## Problem:
In the data that follows, count the lines in which the word "Depreciated" occurs, and report that figure alone.

[Extracted data entries]
==============================
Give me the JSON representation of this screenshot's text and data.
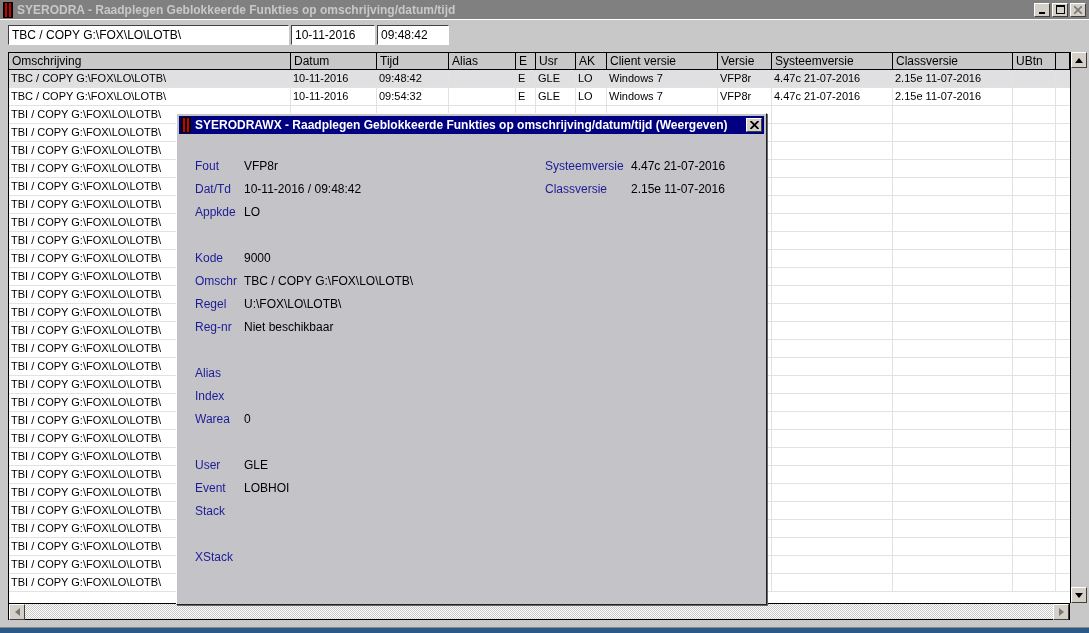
{
  "window": {
    "title": "SYERODRA - Raadplegen Geblokkeerde Funkties op omschrijving/datum/tijd"
  },
  "filter": {
    "description": "TBC / COPY G:\\FOX\\LO\\LOTB\\",
    "date": "10-11-2016",
    "time": "09:48:42"
  },
  "table": {
    "columns": [
      "Omschrijving",
      "Datum",
      "Tijd",
      "Alias",
      "E",
      "Usr",
      "AK",
      "Client versie",
      "Versie",
      "Systeemversie",
      "Classversie",
      "UBtn"
    ],
    "rows": [
      {
        "selected": true,
        "cells": [
          "TBC / COPY G:\\FOX\\LO\\LOTB\\",
          "10-11-2016",
          "09:48:42",
          null,
          "E",
          "GLE",
          "LO",
          "Windows 7",
          "VFP8r",
          "4.47c 21-07-2016",
          "2.15e 11-07-2016",
          null
        ]
      },
      {
        "selected": false,
        "cells": [
          "TBC / COPY G:\\FOX\\LO\\LOTB\\",
          "10-11-2016",
          "09:54:32",
          null,
          "E",
          "GLE",
          "LO",
          "Windows 7",
          "VFP8r",
          "4.47c 21-07-2016",
          "2.15e 11-07-2016",
          null
        ]
      },
      {
        "selected": false,
        "cells": [
          "TBI / COPY G:\\FOX\\LO\\LOTB\\"
        ]
      },
      {
        "selected": false,
        "cells": [
          "TBI / COPY G:\\FOX\\LO\\LOTB\\"
        ]
      },
      {
        "selected": false,
        "cells": [
          "TBI / COPY G:\\FOX\\LO\\LOTB\\"
        ]
      },
      {
        "selected": false,
        "cells": [
          "TBI / COPY G:\\FOX\\LO\\LOTB\\"
        ]
      },
      {
        "selected": false,
        "cells": [
          "TBI / COPY G:\\FOX\\LO\\LOTB\\"
        ]
      },
      {
        "selected": false,
        "cells": [
          "TBI / COPY G:\\FOX\\LO\\LOTB\\"
        ]
      },
      {
        "selected": false,
        "cells": [
          "TBI / COPY G:\\FOX\\LO\\LOTB\\"
        ]
      },
      {
        "selected": false,
        "cells": [
          "TBI / COPY G:\\FOX\\LO\\LOTB\\"
        ]
      },
      {
        "selected": false,
        "cells": [
          "TBI / COPY G:\\FOX\\LO\\LOTB\\"
        ]
      },
      {
        "selected": false,
        "cells": [
          "TBI / COPY G:\\FOX\\LO\\LOTB\\"
        ]
      },
      {
        "selected": false,
        "cells": [
          "TBI / COPY G:\\FOX\\LO\\LOTB\\"
        ]
      },
      {
        "selected": false,
        "cells": [
          "TBI / COPY G:\\FOX\\LO\\LOTB\\"
        ]
      },
      {
        "selected": false,
        "cells": [
          "TBI / COPY G:\\FOX\\LO\\LOTB\\"
        ]
      },
      {
        "selected": false,
        "cells": [
          "TBI / COPY G:\\FOX\\LO\\LOTB\\"
        ]
      },
      {
        "selected": false,
        "cells": [
          "TBI / COPY G:\\FOX\\LO\\LOTB\\"
        ]
      },
      {
        "selected": false,
        "cells": [
          "TBI / COPY G:\\FOX\\LO\\LOTB\\"
        ]
      },
      {
        "selected": false,
        "cells": [
          "TBI / COPY G:\\FOX\\LO\\LOTB\\"
        ]
      },
      {
        "selected": false,
        "cells": [
          "TBI / COPY G:\\FOX\\LO\\LOTB\\"
        ]
      },
      {
        "selected": false,
        "cells": [
          "TBI / COPY G:\\FOX\\LO\\LOTB\\"
        ]
      },
      {
        "selected": false,
        "cells": [
          "TBI / COPY G:\\FOX\\LO\\LOTB\\"
        ]
      },
      {
        "selected": false,
        "cells": [
          "TBI / COPY G:\\FOX\\LO\\LOTB\\"
        ]
      },
      {
        "selected": false,
        "cells": [
          "TBI / COPY G:\\FOX\\LO\\LOTB\\"
        ]
      },
      {
        "selected": false,
        "cells": [
          "TBI / COPY G:\\FOX\\LO\\LOTB\\"
        ]
      },
      {
        "selected": false,
        "cells": [
          "TBI / COPY G:\\FOX\\LO\\LOTB\\"
        ]
      },
      {
        "selected": false,
        "cells": [
          "TBI / COPY G:\\FOX\\LO\\LOTB\\"
        ]
      },
      {
        "selected": false,
        "cells": [
          "TBI / COPY G:\\FOX\\LO\\LOTB\\"
        ]
      },
      {
        "selected": false,
        "cells": [
          "TBI / COPY G:\\FOX\\LO\\LOTB\\"
        ]
      }
    ]
  },
  "dialog": {
    "title": "SYERODRAWX - Raadplegen Geblokkeerde Funkties op omschrijving/datum/tijd (Weergeven)",
    "field_groups": [
      [
        {
          "label": "Fout",
          "value": "VFP8r"
        },
        {
          "label": "Dat/Td",
          "value": "10-11-2016 / 09:48:42"
        },
        {
          "label": "Appkde",
          "value": "LO"
        }
      ],
      [
        {
          "label": "Kode",
          "value": "9000"
        },
        {
          "label": "Omschr",
          "value": "TBC / COPY G:\\FOX\\LO\\LOTB\\"
        },
        {
          "label": "Regel",
          "value": "U:\\FOX\\LO\\LOTB\\"
        },
        {
          "label": "Reg-nr",
          "value": "Niet beschikbaar"
        }
      ],
      [
        {
          "label": "Alias"
        },
        {
          "label": "Index"
        },
        {
          "label": "Warea",
          "value": "0"
        }
      ],
      [
        {
          "label": "User",
          "value": "GLE"
        },
        {
          "label": "Event",
          "value": "LOBHOI"
        },
        {
          "label": "Stack"
        }
      ],
      [
        {
          "label": "XStack"
        }
      ]
    ],
    "version_fields": [
      {
        "label": "Systeemversie",
        "value": "4.47c 21-07-2016"
      },
      {
        "label": "Classversie",
        "value": "2.15e 11-07-2016"
      }
    ]
  }
}
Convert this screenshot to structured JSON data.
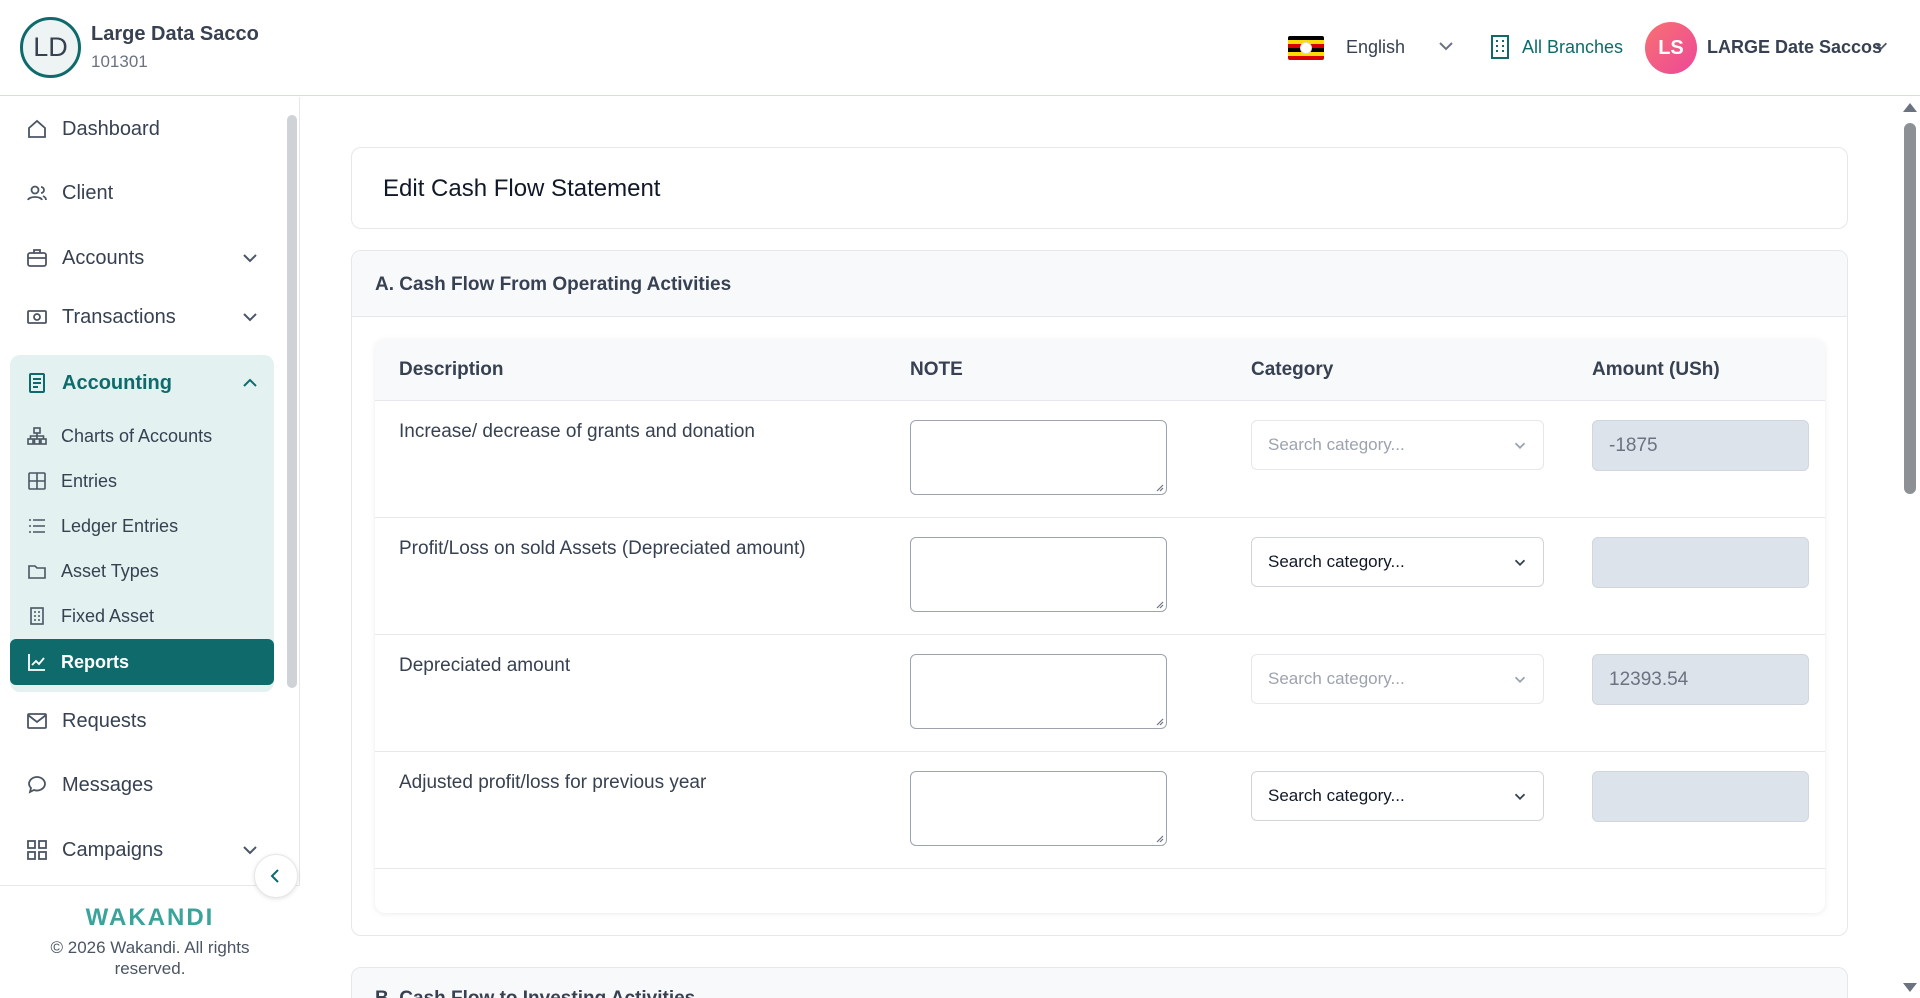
{
  "header": {
    "org_initials": "LD",
    "org_name": "Large Data Sacco",
    "org_code": "101301",
    "language": "English",
    "branches": "All Branches",
    "user_initials": "LS",
    "user_name": "LARGE Date Saccos"
  },
  "sidebar": {
    "items": [
      {
        "label": "Dashboard",
        "icon": "home-icon"
      },
      {
        "label": "Client",
        "icon": "users-icon"
      },
      {
        "label": "Accounts",
        "icon": "briefcase-icon"
      },
      {
        "label": "Transactions",
        "icon": "cash-icon"
      },
      {
        "label": "Accounting",
        "icon": "document-icon"
      },
      {
        "label": "Requests",
        "icon": "mail-icon"
      },
      {
        "label": "Messages",
        "icon": "chat-icon"
      },
      {
        "label": "Campaigns",
        "icon": "grid-icon"
      }
    ],
    "accounting_sub": [
      {
        "label": "Charts of Accounts",
        "icon": "hierarchy-icon"
      },
      {
        "label": "Entries",
        "icon": "table-icon"
      },
      {
        "label": "Ledger Entries",
        "icon": "list-icon"
      },
      {
        "label": "Asset Types",
        "icon": "folder-icon"
      },
      {
        "label": "Fixed Asset",
        "icon": "building-icon"
      },
      {
        "label": "Reports",
        "icon": "chart-icon"
      }
    ],
    "brand": "WAKANDI",
    "copyright": "© 2026 Wakandi. All rights reserved."
  },
  "main": {
    "title": "Edit Cash Flow Statement",
    "section_a": "A. Cash Flow From Operating Activities",
    "section_b": "B. Cash Flow to Investing Activities",
    "columns": [
      "Description",
      "NOTE",
      "Category",
      "Amount (USh)"
    ],
    "rows": [
      {
        "description": "Increase/ decrease of grants and donation",
        "category": "Search category...",
        "amount": "-1875"
      },
      {
        "description": "Profit/Loss on sold Assets (Depreciated amount)",
        "category": "Search category...",
        "amount": ""
      },
      {
        "description": "Depreciated amount",
        "category": "Search category...",
        "amount": "12393.54"
      },
      {
        "description": "Adjusted profit/loss for previous year",
        "category": "Search category...",
        "amount": ""
      }
    ]
  },
  "colors": {
    "accent": "#0f6b6b",
    "accounting_bg": "#e3f1f1"
  }
}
==============================
## Complete output:
2